Bounding box entries

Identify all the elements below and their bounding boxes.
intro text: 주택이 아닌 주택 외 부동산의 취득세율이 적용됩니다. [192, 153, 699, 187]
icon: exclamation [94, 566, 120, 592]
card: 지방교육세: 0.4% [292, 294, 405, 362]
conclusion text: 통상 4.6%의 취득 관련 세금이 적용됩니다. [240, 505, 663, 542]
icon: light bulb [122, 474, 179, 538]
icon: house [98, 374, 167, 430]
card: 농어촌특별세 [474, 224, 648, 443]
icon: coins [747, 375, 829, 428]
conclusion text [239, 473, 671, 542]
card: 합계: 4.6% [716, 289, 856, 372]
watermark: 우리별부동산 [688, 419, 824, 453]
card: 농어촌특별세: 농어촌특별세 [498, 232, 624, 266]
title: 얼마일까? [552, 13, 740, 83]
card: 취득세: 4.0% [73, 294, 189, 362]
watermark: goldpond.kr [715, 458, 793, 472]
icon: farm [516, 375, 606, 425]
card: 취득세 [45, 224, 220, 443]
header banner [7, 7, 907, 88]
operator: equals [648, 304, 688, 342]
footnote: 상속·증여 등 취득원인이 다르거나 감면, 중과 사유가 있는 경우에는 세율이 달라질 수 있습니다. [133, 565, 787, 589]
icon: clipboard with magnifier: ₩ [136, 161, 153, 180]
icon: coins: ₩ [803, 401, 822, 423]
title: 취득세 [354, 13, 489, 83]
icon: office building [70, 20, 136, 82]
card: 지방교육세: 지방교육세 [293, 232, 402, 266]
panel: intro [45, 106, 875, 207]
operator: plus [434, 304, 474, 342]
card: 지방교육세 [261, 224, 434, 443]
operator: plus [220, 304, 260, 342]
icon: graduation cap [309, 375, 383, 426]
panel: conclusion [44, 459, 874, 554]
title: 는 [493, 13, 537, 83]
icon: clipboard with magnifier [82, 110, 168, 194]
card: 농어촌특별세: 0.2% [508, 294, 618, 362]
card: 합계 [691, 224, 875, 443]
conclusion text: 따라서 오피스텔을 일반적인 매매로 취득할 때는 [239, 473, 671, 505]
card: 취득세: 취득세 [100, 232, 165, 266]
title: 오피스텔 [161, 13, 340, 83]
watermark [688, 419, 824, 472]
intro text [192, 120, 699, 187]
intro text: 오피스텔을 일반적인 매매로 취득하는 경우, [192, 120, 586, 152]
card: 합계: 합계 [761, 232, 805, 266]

• **What the exercise asks**
Rewrite the data above so that every "operator" becomes "math symbol", leaving everything else unchanged.

• **The response**
Identify all the elements below and their bounding boxes.
intro text: 주택이 아닌 주택 외 부동산의 취득세율이 적용됩니다. [192, 153, 699, 187]
icon: exclamation [94, 566, 120, 592]
card: 지방교육세: 0.4% [292, 294, 405, 362]
conclusion text: 통상 4.6%의 취득 관련 세금이 적용됩니다. [240, 505, 663, 542]
icon: light bulb [122, 474, 179, 538]
icon: house [98, 374, 167, 430]
card: 농어촌특별세 [474, 224, 648, 443]
icon: coins [747, 375, 829, 428]
conclusion text [239, 473, 671, 542]
card: 합계: 4.6% [716, 289, 856, 372]
watermark: 우리별부동산 [688, 419, 824, 453]
card: 농어촌특별세: 농어촌특별세 [498, 232, 624, 266]
title: 얼마일까? [552, 13, 740, 83]
card: 취득세: 4.0% [73, 294, 189, 362]
watermark: goldpond.kr [715, 458, 793, 472]
icon: farm [516, 375, 606, 425]
card: 취득세 [45, 224, 220, 443]
header banner [7, 7, 907, 88]
math symbol: equals [648, 304, 688, 342]
footnote: 상속·증여 등 취득원인이 다르거나 감면, 중과 사유가 있는 경우에는 세율이 달라질 수 있습니다. [133, 565, 787, 589]
icon: clipboard with magnifier: ₩ [136, 161, 153, 180]
icon: coins: ₩ [803, 401, 822, 423]
title: 취득세 [354, 13, 489, 83]
icon: office building [70, 20, 136, 82]
card: 지방교육세: 지방교육세 [293, 232, 402, 266]
panel: intro [45, 106, 875, 207]
math symbol: plus [434, 304, 474, 342]
card: 지방교육세 [261, 224, 434, 443]
math symbol: plus [220, 304, 260, 342]
icon: graduation cap [309, 375, 383, 426]
panel: conclusion [44, 459, 874, 554]
title: 는 [493, 13, 537, 83]
icon: clipboard with magnifier [82, 110, 168, 194]
card: 농어촌특별세: 0.2% [508, 294, 618, 362]
card: 합계 [691, 224, 875, 443]
conclusion text: 따라서 오피스텔을 일반적인 매매로 취득할 때는 [239, 473, 671, 505]
card: 취득세: 취득세 [100, 232, 165, 266]
title: 오피스텔 [161, 13, 340, 83]
watermark [688, 419, 824, 472]
intro text [192, 120, 699, 187]
intro text: 오피스텔을 일반적인 매매로 취득하는 경우, [192, 120, 586, 152]
card: 합계: 합계 [761, 232, 805, 266]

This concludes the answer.